Provided records =
-- start --
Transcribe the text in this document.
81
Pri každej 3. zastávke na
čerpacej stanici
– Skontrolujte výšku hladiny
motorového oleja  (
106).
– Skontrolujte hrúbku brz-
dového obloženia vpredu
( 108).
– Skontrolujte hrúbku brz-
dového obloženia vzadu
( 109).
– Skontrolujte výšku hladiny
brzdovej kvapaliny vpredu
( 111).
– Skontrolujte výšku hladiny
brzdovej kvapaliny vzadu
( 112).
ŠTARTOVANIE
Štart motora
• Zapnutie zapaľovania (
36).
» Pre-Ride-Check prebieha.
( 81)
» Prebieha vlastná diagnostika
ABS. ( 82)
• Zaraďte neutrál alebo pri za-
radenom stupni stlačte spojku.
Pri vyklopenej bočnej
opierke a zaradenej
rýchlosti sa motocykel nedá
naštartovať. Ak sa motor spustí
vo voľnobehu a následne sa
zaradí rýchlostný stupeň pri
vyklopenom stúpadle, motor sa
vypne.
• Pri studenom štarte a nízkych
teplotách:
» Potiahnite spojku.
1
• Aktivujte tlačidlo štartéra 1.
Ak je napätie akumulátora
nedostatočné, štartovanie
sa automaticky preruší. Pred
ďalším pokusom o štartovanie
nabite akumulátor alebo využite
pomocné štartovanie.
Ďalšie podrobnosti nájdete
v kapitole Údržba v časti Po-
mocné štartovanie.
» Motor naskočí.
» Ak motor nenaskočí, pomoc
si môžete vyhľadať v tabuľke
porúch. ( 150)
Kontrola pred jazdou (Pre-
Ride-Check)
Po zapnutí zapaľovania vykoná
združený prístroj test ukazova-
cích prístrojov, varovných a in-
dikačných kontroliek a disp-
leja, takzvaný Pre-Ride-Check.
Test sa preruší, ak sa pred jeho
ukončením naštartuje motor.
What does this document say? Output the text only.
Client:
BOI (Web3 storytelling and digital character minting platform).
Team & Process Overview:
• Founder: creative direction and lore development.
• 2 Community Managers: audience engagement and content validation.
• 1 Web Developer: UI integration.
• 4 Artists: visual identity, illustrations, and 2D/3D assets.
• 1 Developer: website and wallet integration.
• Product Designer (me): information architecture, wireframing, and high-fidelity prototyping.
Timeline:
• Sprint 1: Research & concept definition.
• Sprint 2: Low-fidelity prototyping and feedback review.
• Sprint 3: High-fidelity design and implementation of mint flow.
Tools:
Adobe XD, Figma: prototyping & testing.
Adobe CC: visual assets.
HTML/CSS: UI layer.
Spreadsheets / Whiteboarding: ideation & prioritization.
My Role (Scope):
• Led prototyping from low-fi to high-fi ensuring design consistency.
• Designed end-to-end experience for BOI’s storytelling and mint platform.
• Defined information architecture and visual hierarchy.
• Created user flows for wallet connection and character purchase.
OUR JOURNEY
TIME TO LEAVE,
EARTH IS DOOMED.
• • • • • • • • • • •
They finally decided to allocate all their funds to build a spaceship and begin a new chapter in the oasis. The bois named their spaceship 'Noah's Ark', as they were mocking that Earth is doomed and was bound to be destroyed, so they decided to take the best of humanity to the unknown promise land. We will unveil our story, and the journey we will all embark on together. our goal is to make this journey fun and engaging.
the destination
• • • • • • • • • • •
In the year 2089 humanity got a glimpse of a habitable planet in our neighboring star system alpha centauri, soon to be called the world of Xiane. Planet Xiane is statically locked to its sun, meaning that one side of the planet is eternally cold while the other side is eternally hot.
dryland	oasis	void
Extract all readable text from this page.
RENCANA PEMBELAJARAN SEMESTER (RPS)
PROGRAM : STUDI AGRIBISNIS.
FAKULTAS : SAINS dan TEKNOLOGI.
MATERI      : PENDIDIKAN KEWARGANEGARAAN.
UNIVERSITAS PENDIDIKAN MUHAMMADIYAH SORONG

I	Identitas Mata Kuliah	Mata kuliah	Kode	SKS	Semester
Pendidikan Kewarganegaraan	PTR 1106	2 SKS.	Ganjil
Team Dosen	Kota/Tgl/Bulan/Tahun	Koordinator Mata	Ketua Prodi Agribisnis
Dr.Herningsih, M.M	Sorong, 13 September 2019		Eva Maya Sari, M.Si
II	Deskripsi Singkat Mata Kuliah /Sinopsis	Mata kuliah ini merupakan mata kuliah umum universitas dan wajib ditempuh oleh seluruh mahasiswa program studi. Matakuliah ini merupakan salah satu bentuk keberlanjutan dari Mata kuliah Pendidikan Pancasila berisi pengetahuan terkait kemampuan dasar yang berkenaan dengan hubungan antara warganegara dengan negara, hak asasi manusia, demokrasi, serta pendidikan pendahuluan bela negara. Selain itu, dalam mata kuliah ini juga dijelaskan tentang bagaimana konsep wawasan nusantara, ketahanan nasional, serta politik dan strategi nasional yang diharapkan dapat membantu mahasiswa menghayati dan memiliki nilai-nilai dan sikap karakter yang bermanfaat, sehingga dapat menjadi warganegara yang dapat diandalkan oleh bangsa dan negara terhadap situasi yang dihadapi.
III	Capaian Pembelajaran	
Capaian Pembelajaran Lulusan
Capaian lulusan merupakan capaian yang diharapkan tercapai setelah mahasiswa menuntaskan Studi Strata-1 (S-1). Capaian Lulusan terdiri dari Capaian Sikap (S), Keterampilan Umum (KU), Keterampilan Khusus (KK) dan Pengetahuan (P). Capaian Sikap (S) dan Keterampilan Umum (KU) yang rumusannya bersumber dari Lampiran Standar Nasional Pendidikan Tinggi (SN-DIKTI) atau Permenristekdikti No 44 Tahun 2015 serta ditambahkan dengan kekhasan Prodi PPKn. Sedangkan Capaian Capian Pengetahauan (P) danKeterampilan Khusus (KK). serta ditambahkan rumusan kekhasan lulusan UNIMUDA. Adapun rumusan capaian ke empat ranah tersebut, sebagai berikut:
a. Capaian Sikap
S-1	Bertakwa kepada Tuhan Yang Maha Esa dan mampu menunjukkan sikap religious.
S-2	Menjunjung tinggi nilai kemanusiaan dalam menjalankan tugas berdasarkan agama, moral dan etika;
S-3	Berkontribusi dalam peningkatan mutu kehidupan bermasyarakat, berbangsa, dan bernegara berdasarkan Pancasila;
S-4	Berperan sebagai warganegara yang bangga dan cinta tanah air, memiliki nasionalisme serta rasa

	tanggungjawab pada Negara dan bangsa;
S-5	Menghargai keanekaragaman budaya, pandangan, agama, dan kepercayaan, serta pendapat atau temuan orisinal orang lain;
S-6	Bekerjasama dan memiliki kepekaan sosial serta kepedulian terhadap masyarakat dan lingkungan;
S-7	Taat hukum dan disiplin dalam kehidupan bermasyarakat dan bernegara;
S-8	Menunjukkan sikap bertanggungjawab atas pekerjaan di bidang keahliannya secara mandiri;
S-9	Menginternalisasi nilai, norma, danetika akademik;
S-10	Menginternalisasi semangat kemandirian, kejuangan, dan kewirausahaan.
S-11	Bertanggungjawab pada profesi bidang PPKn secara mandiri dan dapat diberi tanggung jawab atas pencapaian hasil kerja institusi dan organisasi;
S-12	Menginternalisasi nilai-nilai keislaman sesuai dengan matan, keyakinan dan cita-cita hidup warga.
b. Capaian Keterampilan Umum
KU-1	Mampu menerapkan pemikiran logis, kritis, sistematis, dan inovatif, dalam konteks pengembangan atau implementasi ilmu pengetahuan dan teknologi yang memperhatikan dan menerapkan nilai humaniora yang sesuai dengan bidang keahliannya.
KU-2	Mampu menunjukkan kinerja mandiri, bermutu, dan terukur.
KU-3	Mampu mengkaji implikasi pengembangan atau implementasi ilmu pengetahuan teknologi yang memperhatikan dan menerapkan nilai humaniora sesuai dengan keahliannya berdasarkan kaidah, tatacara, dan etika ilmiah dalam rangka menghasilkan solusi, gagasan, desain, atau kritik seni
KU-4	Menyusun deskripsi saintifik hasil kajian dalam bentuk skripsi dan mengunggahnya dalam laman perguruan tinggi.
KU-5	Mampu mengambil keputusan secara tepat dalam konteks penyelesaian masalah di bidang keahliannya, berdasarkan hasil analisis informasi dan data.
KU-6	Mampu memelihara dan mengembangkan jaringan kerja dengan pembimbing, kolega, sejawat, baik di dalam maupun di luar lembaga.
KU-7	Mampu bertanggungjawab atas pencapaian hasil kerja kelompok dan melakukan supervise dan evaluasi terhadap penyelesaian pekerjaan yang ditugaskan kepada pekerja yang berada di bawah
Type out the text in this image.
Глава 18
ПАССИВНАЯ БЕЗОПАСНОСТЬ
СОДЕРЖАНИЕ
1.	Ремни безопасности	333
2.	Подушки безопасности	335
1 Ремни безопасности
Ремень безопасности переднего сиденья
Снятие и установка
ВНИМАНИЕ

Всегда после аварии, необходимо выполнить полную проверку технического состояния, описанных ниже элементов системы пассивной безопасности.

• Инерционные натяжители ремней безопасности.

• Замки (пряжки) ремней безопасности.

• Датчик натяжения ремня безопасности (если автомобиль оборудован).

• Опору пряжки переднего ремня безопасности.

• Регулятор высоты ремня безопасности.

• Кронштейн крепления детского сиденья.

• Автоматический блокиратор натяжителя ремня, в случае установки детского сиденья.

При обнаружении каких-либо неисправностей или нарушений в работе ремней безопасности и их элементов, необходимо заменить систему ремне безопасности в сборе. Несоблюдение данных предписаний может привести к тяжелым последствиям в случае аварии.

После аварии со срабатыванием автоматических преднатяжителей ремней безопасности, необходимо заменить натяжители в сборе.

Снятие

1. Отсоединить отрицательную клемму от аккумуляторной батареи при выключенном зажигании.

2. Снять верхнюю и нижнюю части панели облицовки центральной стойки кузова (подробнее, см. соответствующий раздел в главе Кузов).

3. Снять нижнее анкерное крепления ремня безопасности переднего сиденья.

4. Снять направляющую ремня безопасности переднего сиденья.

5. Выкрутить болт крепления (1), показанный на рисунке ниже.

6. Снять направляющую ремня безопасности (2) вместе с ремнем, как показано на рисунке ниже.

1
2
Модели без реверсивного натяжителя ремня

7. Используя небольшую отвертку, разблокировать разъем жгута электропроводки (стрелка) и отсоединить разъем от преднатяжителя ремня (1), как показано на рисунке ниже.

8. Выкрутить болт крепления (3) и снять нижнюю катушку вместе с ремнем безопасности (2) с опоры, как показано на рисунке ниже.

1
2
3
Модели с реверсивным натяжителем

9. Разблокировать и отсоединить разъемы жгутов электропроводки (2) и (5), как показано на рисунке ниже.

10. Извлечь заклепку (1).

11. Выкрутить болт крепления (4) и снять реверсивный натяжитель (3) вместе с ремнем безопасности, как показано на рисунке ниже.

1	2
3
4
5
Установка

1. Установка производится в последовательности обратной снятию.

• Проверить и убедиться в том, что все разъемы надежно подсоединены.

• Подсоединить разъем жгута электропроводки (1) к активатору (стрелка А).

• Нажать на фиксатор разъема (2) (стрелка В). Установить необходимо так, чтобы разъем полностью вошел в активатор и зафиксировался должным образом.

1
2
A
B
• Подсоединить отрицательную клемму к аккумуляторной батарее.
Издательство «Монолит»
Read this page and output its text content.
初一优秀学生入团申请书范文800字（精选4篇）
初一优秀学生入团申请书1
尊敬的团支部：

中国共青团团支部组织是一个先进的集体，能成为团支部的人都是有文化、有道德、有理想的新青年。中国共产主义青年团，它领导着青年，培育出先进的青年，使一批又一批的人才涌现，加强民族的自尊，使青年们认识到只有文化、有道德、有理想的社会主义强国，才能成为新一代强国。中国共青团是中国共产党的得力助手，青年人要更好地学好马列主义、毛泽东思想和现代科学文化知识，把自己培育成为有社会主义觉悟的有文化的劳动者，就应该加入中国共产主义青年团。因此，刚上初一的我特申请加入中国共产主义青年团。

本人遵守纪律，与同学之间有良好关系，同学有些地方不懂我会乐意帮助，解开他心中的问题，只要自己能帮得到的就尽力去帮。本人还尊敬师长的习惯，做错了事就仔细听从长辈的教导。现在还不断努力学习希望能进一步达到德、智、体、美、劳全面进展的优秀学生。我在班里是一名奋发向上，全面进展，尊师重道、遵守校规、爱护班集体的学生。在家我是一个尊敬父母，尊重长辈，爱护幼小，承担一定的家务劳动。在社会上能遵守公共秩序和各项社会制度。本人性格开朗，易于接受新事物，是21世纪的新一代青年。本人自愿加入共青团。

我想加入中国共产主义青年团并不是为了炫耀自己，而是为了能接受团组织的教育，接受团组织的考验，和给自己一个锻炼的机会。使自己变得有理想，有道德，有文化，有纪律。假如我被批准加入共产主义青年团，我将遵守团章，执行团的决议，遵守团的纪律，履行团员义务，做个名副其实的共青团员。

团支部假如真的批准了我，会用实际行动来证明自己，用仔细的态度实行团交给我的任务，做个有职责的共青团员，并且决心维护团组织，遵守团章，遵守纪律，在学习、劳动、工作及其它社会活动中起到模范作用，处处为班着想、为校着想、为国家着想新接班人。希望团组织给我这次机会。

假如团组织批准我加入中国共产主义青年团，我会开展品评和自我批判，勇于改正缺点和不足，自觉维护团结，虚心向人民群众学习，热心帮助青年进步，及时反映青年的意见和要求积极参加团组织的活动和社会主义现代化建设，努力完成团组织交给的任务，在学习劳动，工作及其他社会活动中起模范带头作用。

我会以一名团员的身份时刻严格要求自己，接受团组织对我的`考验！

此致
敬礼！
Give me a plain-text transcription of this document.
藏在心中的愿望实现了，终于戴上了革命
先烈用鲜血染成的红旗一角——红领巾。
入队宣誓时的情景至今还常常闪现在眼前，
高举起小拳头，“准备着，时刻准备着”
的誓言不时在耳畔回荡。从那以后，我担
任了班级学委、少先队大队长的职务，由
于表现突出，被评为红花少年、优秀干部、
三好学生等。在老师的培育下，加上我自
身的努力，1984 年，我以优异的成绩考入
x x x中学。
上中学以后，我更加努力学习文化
-- end --
Directive =
Gather each line of the listing that holds the string "ремнем".

Result =
6. Снять направляющую ремня безопасности (2) вместе с ремнем, как показано на рисунке ниже.
8. Выкрутить болт крепления (3) и снять нижнюю катушку вместе с ремнем безопасности (2) с опоры, как показано на рисунке ниже.
11. Выкрутить болт крепления (4) и снять реверсивный натяжитель (3) вместе с ремнем безопасности, как показано на рисунке ниже.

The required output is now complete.